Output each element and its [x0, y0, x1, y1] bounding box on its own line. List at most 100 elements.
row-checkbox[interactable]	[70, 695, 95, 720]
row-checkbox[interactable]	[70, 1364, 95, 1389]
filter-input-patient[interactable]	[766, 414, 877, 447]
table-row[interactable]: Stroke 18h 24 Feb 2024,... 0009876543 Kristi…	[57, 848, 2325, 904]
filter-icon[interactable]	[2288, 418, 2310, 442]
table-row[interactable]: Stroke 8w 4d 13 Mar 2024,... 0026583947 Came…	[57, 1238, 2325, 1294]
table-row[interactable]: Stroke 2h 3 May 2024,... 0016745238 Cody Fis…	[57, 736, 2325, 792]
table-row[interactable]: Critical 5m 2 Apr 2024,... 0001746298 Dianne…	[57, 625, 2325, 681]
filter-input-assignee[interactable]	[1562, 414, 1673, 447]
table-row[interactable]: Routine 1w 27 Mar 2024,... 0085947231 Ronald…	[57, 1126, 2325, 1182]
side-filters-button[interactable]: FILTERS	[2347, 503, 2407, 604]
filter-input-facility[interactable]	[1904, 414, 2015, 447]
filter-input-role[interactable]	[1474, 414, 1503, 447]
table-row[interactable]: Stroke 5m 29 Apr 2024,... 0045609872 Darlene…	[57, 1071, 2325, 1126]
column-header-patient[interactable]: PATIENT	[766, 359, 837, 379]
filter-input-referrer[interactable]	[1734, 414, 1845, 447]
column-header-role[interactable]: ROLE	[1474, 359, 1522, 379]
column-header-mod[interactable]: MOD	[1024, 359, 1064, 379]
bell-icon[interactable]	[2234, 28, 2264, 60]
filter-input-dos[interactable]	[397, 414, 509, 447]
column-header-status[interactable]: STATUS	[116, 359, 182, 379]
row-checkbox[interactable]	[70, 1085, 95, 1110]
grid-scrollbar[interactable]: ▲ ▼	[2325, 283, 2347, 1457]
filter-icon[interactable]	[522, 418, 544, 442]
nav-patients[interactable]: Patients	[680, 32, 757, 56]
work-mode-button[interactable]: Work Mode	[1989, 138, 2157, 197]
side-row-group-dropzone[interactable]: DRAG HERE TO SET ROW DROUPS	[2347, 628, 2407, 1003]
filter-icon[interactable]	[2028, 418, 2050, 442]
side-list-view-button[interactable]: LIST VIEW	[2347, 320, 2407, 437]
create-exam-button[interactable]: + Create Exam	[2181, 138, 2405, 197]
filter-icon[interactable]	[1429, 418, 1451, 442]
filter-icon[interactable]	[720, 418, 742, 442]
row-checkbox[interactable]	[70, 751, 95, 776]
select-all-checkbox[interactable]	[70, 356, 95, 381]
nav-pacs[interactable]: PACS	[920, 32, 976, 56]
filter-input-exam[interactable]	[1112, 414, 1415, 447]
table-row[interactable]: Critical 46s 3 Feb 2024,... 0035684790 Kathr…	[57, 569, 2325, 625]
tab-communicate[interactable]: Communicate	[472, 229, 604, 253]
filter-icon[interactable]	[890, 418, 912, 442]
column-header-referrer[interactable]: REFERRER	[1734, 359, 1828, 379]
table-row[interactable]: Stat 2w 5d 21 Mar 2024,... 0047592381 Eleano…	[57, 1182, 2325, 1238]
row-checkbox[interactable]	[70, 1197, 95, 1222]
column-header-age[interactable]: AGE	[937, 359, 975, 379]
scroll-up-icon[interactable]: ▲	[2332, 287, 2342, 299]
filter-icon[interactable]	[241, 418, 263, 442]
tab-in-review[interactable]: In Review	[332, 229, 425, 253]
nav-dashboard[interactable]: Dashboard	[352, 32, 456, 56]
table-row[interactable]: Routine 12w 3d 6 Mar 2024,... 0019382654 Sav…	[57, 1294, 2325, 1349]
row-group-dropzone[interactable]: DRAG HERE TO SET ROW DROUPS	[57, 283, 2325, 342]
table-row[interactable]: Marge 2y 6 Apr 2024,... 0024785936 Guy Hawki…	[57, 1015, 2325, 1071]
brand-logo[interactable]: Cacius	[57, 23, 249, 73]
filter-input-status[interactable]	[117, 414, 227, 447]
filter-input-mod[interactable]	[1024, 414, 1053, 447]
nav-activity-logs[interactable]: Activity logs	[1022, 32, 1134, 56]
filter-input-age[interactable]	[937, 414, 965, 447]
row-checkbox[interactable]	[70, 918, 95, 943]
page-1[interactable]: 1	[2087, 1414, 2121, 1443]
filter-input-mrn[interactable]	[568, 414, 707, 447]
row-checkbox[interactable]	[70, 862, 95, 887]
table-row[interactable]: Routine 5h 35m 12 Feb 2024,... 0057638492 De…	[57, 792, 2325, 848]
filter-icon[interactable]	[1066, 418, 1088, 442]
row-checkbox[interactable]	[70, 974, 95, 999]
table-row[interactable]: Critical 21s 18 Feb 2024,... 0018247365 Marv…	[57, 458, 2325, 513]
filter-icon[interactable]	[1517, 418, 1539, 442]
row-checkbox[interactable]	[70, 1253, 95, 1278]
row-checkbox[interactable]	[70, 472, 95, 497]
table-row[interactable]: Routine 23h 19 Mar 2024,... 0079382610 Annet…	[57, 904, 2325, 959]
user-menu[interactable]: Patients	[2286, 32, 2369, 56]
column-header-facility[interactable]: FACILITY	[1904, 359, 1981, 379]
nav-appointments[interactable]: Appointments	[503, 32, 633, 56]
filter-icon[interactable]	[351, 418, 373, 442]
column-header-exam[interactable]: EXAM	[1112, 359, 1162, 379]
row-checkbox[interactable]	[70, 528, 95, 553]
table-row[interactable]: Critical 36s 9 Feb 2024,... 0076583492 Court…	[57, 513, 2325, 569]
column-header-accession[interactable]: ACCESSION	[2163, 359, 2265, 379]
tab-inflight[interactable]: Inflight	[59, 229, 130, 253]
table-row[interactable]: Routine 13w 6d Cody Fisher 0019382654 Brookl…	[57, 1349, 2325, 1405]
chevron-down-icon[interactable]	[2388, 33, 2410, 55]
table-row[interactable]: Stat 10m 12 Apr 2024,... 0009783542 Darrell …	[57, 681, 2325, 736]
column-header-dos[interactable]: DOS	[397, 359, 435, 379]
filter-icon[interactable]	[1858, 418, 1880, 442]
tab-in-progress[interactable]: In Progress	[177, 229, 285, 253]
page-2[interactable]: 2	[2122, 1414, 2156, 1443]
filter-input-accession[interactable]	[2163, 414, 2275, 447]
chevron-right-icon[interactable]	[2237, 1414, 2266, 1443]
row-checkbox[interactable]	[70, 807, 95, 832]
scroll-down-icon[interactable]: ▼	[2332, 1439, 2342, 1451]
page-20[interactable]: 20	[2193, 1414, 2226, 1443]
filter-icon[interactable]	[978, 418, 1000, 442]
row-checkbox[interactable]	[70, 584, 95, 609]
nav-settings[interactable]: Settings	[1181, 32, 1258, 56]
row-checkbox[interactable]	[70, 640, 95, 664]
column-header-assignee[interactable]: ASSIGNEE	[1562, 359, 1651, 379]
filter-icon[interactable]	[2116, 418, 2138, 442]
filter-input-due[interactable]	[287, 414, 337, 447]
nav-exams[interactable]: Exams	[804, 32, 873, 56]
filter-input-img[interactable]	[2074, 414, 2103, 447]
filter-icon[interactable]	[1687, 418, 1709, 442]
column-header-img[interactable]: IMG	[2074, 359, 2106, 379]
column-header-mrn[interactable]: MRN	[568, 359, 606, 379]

────────────────

■ TASK REQUIREMENTS:
Across all the records above, how many lines hold the word "side"? Answer with only that number.

■ YOUR SOLUTION:
3